§ Work to complete
The records below need retyping in full; give them again exactly.

§ Raw records

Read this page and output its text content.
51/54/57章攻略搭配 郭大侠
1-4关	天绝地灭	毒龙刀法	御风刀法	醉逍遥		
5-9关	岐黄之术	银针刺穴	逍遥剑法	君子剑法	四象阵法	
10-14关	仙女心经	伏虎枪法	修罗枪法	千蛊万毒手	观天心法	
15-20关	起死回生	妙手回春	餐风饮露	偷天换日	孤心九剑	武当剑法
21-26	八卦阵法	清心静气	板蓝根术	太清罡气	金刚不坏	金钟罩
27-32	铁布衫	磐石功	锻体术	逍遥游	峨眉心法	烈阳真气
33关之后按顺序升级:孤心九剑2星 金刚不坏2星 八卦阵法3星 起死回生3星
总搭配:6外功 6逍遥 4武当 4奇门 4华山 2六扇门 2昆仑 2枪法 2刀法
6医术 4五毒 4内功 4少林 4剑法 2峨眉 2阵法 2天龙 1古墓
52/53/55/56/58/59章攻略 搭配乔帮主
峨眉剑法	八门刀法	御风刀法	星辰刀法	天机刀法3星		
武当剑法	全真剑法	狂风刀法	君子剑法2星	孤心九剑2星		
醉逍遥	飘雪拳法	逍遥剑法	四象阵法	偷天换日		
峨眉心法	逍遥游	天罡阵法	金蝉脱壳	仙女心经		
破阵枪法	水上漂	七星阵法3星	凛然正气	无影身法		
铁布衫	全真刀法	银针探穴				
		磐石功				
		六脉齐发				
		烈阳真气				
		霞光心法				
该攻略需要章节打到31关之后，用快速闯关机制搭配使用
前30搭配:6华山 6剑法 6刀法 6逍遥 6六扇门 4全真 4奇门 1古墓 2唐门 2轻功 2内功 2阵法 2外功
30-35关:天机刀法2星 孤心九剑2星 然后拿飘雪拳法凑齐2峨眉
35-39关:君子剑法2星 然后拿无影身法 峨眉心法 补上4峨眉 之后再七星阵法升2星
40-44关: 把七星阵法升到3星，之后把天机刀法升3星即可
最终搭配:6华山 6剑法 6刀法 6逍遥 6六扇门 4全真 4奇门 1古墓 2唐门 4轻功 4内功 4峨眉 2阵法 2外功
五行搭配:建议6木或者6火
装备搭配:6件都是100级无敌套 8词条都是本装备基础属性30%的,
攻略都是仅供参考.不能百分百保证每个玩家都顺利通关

§ Result of this exercise
Read this page and output its text content.
51/54/57章攻略搭配 郭大侠
1-4关	天绝地灭	毒龙刀法	御风刀法	醉逍遥		
5-9关	岐黄之术	银针刺穴	逍遥剑法	君子剑法	四象阵法	
10-14关	仙女心经	伏虎枪法	修罗枪法	千蛊万毒手	观天心法	
15-20关	起死回生	妙手回春	餐风饮露	偷天换日	孤心九剑	武当剑法
21-26	八卦阵法	清心静气	板蓝根术	太清罡气	金刚不坏	金钟罩
27-32	铁布衫	磐石功	锻体术	逍遥游	峨眉心法	烈阳真气
33关之后按顺序升级:孤心九剑2星 金刚不坏2星 八卦阵法3星 起死回生3星
总搭配:6外功 6逍遥 4武当 4奇门 4华山 2六扇门 2昆仑 2枪法 2刀法
6医术 4五毒 4内功 4少林 4剑法 2峨眉 2阵法 2天龙 1古墓
52/53/55/56/58/59章攻略 搭配乔帮主
峨眉剑法	八门刀法	御风刀法	星辰刀法	天机刀法3星		
武当剑法	全真剑法	狂风刀法	君子剑法2星	孤心九剑2星		
醉逍遥	飘雪拳法	逍遥剑法	四象阵法	偷天换日		
峨眉心法	逍遥游	天罡阵法	金蝉脱壳	仙女心经		
破阵枪法	水上漂	七星阵法3星	凛然正气	无影身法		
铁布衫	全真刀法	银针探穴				
		磐石功				
		六脉齐发				
		烈阳真气				
		霞光心法				
该攻略需要章节打到31关之后，用快速闯关机制搭配使用
前30搭配:6华山 6剑法 6刀法 6逍遥 6六扇门 4全真 4奇门 1古墓 2唐门 2轻功 2内功 2阵法 2外功
30-35关:天机刀法2星 孤心九剑2星 然后拿飘雪拳法凑齐2峨眉
35-39关:君子剑法2星 然后拿无影身法 峨眉心法 补上4峨眉 之后再七星阵法升2星
40-44关: 把七星阵法升到3星，之后把天机刀法升3星即可
最终搭配:6华山 6剑法 6刀法 6逍遥 6六扇门 4全真 4奇门 1古墓 2唐门 4轻功 4内功 4峨眉 2阵法 2外功
五行搭配:建议6木或者6火
装备搭配:6件都是100级无敌套 8词条都是本装备基础属性30%的,
攻略都是仅供参考.不能百分百保证每个玩家都顺利通关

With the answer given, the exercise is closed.